-------- Records provided
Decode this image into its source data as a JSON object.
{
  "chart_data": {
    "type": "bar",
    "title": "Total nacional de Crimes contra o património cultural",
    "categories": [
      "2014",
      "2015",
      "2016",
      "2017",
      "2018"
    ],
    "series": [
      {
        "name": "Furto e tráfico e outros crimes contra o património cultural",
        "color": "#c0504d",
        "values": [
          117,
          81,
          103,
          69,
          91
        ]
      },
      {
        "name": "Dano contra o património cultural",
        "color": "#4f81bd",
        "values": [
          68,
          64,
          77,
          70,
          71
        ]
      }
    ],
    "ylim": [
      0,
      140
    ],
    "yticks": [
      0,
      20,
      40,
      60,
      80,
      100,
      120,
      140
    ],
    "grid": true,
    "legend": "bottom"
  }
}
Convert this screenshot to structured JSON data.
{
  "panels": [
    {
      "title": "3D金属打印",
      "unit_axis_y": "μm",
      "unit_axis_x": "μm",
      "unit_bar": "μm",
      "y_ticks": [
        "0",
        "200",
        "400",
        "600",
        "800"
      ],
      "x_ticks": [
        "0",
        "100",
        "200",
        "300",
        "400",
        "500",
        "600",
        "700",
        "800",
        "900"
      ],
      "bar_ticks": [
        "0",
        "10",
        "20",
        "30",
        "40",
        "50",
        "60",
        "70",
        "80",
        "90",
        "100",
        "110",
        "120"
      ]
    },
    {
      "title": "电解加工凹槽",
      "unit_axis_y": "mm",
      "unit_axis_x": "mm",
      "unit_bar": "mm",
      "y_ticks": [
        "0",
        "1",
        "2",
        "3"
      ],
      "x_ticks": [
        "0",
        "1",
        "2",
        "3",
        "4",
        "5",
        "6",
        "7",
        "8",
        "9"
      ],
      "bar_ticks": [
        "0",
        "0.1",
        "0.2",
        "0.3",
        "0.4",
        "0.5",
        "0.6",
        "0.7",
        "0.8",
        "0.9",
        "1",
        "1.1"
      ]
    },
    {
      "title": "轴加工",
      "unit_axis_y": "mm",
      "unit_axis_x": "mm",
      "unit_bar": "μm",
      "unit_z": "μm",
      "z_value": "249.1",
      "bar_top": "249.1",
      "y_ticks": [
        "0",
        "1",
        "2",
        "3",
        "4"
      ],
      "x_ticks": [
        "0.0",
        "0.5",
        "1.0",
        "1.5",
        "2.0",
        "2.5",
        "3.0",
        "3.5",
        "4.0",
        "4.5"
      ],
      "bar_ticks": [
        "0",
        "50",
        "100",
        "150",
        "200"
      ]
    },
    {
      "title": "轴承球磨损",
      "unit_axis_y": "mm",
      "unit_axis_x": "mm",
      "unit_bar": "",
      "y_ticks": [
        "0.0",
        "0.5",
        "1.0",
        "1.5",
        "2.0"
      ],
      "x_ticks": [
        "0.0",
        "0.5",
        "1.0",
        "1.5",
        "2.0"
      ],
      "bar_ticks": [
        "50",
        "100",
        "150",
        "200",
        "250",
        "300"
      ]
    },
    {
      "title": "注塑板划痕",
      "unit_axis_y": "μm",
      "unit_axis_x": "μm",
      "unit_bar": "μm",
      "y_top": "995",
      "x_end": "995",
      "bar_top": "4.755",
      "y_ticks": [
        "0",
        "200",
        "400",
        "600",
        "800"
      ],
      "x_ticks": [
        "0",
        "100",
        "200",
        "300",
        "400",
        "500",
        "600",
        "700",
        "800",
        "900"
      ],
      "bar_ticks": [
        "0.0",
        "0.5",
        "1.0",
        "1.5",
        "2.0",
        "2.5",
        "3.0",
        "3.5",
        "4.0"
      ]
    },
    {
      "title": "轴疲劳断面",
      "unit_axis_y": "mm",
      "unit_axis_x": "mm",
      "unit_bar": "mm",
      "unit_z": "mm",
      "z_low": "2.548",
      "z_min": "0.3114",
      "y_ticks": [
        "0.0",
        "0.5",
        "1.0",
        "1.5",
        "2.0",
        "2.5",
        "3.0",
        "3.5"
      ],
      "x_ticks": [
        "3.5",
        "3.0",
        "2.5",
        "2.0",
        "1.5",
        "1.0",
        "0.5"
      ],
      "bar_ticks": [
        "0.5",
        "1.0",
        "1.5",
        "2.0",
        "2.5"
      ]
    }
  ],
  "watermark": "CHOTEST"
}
----------------
Exercise brief | Using the entries above, return each line in which the word "contra" occurs.

Correct response |
    "title": "Total nacional de Crimes contra o património cultural",
        "name": "Furto e tráfico e outros crimes contra o património cultural",
        "name": "Dano contra o património cultural",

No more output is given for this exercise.